Given information

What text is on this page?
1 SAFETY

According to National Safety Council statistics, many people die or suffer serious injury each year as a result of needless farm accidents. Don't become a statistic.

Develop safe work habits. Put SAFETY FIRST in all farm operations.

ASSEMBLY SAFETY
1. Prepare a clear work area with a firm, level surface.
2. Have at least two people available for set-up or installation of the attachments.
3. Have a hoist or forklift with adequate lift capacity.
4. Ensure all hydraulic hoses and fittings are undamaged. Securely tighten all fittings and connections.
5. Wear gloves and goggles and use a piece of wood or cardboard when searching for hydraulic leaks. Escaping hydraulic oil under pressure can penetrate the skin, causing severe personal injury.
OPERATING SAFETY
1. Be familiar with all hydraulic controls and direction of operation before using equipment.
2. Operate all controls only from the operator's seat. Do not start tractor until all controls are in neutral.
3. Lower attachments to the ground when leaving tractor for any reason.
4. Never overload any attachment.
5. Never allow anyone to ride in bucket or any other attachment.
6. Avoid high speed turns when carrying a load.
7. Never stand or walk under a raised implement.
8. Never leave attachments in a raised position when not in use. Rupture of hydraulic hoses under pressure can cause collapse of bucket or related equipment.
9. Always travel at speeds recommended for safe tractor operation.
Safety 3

To be done
Every record above should be copied exactly.

Solution
What text is on this page?
1 SAFETY

According to National Safety Council statistics, many people die or suffer serious injury each year as a result of needless farm accidents. Don't become a statistic.

Develop safe work habits. Put SAFETY FIRST in all farm operations.

ASSEMBLY SAFETY
1. Prepare a clear work area with a firm, level surface.
2. Have at least two people available for set-up or installation of the attachments.
3. Have a hoist or forklift with adequate lift capacity.
4. Ensure all hydraulic hoses and fittings are undamaged. Securely tighten all fittings and connections.
5. Wear gloves and goggles and use a piece of wood or cardboard when searching for hydraulic leaks. Escaping hydraulic oil under pressure can penetrate the skin, causing severe personal injury.
OPERATING SAFETY
1. Be familiar with all hydraulic controls and direction of operation before using equipment.
2. Operate all controls only from the operator's seat. Do not start tractor until all controls are in neutral.
3. Lower attachments to the ground when leaving tractor for any reason.
4. Never overload any attachment.
5. Never allow anyone to ride in bucket or any other attachment.
6. Avoid high speed turns when carrying a load.
7. Never stand or walk under a raised implement.
8. Never leave attachments in a raised position when not in use. Rupture of hydraulic hoses under pressure can cause collapse of bucket or related equipment.
9. Always travel at speeds recommended for safe tractor operation.
Safety 3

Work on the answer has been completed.